EXERCISE OBJECTIVE:
Only a number is wanted: how many lines of the entries include the string "text"?

MATERIALS PROVIDED:
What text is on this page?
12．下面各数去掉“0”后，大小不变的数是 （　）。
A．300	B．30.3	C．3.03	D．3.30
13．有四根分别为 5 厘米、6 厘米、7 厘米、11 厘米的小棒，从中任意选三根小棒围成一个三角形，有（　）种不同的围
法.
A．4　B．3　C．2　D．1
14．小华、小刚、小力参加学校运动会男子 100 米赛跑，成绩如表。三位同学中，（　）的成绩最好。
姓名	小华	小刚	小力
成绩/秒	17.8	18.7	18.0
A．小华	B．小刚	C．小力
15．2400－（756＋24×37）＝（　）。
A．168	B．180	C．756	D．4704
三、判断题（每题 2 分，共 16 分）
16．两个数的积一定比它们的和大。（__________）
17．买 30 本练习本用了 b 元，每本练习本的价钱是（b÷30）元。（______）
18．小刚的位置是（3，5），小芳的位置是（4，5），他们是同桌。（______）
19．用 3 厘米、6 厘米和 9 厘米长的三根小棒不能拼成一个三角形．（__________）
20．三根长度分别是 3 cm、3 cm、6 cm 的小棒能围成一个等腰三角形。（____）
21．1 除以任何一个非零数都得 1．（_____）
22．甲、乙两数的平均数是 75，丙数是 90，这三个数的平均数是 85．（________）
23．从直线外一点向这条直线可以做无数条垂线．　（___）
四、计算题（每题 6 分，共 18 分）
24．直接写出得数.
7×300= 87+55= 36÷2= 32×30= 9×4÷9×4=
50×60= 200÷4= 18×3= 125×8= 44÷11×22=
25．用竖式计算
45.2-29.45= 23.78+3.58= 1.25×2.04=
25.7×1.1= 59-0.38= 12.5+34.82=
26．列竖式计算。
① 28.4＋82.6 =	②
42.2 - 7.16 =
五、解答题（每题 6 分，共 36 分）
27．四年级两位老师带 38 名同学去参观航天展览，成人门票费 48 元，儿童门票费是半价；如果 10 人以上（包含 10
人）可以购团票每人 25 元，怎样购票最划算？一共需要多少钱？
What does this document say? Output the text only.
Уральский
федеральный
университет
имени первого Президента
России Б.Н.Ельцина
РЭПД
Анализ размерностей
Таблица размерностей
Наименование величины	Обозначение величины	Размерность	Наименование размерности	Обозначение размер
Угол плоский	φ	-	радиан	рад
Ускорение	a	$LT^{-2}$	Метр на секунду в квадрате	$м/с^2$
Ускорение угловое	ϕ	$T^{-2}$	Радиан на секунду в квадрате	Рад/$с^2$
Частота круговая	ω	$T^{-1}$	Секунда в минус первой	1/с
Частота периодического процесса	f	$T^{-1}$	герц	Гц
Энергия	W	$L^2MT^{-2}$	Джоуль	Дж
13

SOLUTION TO THE PROBLEM:
2